Women of DePauw
This project was created on the spur of the moment through discussions with former DePauw president Brian Casey, in response to the painting of his presidential portrait and it’s future placement in Meharry hall. We created this project to counter the visual representation of the portraits in Meharry, which mostly represented former DePauw college presidents, all of whom were men.
In late June 2016 I began contacting women from a cross-section of the DePauw campus. I played a frantic game of back and forth email tag with over 40 women –- for some of you that may sound familiar. Many were traveling, some were dealing with more pressing life issues, and some just didn’t feel like being photographed- which, I sincerely understood. I photographed the women that responded to my emails, were available and were willing to be involved in the project. But as much as possible, I tried to photograph women from diverse backgrounds and to include staff, faculty and students.
These women were simply told that their photograph would be printed 40”x 60” and located in a high-profile -- but secret -- place on campus at the start of classes. They were all offered the chance to vet their photograph before it was printed. They did not always know who else was being photographed, or how they would be portrayed as a group. My sincerest thanks to them for being brave enough and generous enough to trust me and participate in this first round of photographs.

Extracted data entries
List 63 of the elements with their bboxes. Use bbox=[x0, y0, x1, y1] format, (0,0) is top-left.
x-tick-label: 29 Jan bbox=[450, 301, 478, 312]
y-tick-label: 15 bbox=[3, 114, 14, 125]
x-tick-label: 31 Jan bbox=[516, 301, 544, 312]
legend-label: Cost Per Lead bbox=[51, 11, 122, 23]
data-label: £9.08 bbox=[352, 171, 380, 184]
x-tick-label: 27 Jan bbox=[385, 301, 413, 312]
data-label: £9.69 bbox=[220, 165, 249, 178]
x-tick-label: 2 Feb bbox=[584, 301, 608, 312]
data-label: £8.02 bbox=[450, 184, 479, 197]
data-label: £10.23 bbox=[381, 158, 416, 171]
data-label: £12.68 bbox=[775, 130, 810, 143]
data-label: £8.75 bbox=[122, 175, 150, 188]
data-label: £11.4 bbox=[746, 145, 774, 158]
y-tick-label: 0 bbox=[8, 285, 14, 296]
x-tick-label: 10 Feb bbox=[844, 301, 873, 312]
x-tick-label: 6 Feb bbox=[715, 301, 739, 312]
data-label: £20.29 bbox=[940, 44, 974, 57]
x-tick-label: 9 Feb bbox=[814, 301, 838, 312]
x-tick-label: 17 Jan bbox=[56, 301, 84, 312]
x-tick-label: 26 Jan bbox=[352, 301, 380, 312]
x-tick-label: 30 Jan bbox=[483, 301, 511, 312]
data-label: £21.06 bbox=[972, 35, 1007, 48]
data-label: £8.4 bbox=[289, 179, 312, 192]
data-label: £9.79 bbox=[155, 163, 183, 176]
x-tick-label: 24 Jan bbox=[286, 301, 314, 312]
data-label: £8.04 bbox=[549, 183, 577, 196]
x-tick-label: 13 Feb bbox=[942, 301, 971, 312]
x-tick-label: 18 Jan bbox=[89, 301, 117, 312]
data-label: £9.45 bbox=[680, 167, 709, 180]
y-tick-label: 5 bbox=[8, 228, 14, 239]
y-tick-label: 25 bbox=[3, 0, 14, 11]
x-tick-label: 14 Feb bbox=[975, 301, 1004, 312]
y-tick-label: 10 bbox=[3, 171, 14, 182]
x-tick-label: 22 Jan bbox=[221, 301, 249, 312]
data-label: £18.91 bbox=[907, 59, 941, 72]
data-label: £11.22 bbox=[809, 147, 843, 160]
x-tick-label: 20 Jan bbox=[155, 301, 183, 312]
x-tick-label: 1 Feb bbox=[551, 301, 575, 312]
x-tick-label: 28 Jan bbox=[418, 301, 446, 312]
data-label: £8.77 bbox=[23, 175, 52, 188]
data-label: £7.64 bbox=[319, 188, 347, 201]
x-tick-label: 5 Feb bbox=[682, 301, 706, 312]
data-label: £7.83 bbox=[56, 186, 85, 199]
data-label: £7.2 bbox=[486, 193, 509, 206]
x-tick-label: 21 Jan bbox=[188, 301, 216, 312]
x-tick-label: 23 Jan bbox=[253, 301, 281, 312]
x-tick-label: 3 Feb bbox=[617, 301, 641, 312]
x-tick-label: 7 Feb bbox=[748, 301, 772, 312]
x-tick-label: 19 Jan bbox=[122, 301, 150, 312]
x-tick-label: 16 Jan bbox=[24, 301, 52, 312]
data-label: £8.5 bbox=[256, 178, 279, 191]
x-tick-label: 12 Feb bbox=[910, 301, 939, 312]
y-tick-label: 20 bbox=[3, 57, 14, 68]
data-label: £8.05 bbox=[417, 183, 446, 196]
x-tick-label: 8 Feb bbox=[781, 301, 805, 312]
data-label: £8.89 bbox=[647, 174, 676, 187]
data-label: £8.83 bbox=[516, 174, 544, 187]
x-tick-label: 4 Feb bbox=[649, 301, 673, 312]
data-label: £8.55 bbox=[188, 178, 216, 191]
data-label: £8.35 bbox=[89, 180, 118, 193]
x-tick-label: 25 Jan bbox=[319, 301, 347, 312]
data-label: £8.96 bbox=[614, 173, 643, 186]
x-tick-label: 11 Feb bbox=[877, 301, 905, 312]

## WRITTEN EXERCISE 1
Quote the part of the Women of DePauw text that opens with the words containing "In late June" and closes with "faculty and students.".
## WRITTEN EXERCISE 2
In the Women of DePauw text, at what size would each woman's photograph be printed?
## WRITTEN EXERCISE 3
Decide whether each statement agrees with the Women of DePauw text, answering yes or no with the deciding words quoted: (a) The portraits in Meharry hall mostly showed former DePauw college presidents. (b) The women photographed always knew who else was being photographed. (c) Each woman was offered the chance to vet her photograph before it was printed.
The listing has no connection to the Women of DePauw text.

## FINISHED ANSWER 1
In late June 2016 I began contacting women from a cross-section of the DePauw campus. I played a frantic game of back and forth email tag with over 40 women –- for some of you that may sound familiar. Many were traveling, some were dealing with more pressing life issues, and some just didn’t feel like being photographed- which, I sincerely understood. I photographed the women that responded to my emails, were available and were willing to be involved in the project. But as much as possible, I tried to photograph women from diverse backgrounds and to include staff, faculty and students.

## FINISHED ANSWER 2
40”x 60”

## FINISHED ANSWER 3
(a) Yes: "the portraits in Meharry, which mostly represented former DePauw college presidents, all of whom were men."
(b) No: "They did not always know who else was being photographed"
(c) Yes: "They were all offered the chance to vet their photograph before it was printed."